Problem to solve » Tally every line of the listing below that holds "square", then give the tally alone.

(Dataset entries)
• • • • • • •

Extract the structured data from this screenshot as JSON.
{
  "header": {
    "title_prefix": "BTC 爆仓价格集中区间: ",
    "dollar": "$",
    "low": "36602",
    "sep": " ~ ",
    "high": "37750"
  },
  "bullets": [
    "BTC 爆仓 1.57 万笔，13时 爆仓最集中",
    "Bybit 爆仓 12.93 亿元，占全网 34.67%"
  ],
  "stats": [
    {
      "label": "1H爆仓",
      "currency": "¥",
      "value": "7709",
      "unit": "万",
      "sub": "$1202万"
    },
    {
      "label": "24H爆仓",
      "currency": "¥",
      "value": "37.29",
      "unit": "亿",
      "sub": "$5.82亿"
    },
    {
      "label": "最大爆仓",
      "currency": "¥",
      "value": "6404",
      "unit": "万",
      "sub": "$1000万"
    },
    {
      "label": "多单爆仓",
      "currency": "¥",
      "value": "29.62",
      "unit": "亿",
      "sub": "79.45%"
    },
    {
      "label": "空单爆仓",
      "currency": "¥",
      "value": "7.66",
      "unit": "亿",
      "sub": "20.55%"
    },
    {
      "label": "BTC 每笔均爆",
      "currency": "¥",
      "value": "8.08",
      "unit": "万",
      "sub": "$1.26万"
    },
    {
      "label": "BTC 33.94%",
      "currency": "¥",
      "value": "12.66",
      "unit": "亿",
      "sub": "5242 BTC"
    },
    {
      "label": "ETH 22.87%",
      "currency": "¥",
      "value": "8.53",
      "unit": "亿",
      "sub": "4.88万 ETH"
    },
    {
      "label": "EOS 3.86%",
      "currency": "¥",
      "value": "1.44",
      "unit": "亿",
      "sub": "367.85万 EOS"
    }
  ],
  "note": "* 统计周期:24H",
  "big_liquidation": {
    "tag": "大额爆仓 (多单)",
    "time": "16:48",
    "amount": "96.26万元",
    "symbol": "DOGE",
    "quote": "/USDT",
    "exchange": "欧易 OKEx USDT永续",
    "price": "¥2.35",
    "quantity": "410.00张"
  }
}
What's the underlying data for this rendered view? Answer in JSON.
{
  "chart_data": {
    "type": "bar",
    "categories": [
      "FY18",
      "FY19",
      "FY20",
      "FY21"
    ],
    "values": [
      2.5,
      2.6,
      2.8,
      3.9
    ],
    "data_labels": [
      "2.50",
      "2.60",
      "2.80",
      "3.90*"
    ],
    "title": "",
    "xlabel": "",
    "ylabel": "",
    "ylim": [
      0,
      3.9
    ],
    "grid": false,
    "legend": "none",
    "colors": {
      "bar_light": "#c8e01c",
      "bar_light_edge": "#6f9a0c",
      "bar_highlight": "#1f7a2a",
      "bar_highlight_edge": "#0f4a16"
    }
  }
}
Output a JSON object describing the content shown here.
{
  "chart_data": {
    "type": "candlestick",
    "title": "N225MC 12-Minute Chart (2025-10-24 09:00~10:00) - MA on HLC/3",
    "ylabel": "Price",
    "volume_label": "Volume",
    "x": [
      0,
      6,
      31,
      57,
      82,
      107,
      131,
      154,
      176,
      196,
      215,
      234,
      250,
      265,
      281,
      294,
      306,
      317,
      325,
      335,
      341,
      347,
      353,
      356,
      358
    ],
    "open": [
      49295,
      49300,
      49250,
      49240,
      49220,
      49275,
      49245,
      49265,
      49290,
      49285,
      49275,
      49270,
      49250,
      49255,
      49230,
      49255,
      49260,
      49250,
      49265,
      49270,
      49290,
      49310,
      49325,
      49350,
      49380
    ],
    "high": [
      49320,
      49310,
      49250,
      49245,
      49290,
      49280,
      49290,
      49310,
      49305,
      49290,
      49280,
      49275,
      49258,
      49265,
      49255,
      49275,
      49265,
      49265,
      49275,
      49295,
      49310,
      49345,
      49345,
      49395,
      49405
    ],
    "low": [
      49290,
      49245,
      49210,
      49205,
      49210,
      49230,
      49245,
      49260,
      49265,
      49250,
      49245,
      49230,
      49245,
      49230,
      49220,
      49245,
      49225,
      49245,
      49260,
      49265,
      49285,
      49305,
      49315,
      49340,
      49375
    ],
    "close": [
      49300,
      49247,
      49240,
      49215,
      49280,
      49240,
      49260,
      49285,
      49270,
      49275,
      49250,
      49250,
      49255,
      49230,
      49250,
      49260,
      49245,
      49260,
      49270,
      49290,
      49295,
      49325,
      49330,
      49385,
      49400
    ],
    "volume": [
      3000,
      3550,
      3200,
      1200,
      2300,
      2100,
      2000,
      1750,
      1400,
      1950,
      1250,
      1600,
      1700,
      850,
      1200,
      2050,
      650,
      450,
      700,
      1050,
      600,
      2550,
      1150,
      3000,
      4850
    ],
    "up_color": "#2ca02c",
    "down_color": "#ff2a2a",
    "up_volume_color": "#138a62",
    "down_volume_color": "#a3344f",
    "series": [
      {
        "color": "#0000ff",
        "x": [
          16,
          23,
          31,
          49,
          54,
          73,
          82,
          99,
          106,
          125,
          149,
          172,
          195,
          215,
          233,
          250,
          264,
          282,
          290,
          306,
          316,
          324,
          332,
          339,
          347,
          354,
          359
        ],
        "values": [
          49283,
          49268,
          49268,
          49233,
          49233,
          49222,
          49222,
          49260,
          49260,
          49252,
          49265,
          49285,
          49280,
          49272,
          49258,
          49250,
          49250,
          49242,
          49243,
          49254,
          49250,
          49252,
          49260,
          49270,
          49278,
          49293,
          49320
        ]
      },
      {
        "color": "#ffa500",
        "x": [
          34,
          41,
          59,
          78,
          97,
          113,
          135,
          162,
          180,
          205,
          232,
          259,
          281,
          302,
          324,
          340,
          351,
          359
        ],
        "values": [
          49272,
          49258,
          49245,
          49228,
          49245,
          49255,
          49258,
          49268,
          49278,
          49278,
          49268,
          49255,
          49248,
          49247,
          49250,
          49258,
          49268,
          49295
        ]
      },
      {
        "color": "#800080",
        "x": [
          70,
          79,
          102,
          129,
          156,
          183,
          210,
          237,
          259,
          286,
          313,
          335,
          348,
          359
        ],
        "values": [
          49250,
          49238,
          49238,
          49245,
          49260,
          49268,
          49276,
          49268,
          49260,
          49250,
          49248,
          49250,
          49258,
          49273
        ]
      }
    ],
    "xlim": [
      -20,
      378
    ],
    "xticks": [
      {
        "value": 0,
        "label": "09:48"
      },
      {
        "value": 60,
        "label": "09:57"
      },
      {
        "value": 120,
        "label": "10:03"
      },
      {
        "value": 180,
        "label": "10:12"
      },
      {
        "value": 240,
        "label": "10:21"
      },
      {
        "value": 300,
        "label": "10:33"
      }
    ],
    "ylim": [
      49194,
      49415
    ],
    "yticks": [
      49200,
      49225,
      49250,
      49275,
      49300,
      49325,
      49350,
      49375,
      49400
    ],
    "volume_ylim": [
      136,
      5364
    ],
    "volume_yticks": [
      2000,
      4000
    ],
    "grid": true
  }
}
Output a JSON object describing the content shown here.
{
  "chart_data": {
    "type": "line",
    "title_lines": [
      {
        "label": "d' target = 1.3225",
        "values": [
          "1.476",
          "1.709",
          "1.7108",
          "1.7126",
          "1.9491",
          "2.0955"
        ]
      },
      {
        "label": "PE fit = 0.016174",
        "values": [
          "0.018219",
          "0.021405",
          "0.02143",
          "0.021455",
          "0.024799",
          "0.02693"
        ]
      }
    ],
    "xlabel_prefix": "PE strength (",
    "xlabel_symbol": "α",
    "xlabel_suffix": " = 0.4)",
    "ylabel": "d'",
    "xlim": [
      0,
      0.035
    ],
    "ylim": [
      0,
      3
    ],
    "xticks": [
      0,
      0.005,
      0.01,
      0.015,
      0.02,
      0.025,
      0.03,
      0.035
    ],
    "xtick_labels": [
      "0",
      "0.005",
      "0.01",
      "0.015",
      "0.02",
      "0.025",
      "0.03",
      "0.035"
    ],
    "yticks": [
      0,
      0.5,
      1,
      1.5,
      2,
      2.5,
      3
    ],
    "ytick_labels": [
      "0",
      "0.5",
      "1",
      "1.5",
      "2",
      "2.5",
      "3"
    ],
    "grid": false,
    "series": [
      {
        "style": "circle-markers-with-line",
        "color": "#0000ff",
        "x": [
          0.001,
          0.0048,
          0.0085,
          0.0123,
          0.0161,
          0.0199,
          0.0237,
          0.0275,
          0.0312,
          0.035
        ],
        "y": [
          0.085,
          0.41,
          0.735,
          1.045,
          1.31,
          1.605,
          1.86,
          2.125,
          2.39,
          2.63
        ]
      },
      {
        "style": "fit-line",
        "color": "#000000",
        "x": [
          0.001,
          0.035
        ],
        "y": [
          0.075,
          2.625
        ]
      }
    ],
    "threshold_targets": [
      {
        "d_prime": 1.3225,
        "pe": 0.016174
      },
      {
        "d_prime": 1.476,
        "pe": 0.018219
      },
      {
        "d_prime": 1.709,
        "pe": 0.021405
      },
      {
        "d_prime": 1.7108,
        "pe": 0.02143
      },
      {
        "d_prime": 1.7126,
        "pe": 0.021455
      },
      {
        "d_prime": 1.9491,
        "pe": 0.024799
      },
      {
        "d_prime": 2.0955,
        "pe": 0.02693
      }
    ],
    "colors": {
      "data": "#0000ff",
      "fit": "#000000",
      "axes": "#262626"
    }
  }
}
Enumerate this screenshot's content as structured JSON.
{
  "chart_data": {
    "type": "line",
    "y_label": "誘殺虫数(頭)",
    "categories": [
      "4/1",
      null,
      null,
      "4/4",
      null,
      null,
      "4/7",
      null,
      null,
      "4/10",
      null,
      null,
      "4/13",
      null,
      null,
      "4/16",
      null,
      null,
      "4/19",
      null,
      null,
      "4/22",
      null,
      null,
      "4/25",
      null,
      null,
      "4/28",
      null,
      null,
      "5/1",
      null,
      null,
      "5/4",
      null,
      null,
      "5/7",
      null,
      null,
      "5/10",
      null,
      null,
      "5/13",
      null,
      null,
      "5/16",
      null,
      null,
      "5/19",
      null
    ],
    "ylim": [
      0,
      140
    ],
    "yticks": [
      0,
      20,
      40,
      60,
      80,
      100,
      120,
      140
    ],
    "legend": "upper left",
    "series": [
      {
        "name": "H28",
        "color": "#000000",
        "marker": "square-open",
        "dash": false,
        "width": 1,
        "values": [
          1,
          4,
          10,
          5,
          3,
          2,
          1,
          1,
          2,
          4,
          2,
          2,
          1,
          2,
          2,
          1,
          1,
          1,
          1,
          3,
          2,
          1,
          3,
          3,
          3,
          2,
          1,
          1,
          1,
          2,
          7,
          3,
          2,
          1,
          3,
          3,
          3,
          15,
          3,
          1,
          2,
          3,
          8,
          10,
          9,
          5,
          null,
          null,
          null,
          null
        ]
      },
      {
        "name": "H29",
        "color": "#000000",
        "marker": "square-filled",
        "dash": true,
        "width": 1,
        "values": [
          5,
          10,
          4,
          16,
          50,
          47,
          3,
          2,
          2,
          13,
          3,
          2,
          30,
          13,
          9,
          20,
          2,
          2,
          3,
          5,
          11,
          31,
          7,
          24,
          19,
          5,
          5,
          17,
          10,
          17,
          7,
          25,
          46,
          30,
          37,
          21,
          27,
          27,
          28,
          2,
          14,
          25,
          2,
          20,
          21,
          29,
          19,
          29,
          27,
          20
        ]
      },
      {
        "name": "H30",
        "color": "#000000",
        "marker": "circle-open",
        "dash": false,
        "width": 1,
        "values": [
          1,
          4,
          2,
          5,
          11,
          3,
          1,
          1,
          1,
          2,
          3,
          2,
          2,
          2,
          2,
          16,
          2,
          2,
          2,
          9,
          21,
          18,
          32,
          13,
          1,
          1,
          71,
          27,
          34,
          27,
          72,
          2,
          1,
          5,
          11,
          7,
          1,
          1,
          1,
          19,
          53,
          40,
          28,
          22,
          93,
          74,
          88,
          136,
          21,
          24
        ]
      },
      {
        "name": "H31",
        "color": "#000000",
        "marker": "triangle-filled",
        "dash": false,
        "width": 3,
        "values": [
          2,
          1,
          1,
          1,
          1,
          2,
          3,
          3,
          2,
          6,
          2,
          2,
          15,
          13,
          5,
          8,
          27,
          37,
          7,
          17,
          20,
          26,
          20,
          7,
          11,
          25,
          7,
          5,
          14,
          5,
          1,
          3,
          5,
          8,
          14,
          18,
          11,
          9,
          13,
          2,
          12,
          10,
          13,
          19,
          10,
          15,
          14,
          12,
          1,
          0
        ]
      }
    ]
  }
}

• • • • • • •

Reply » 2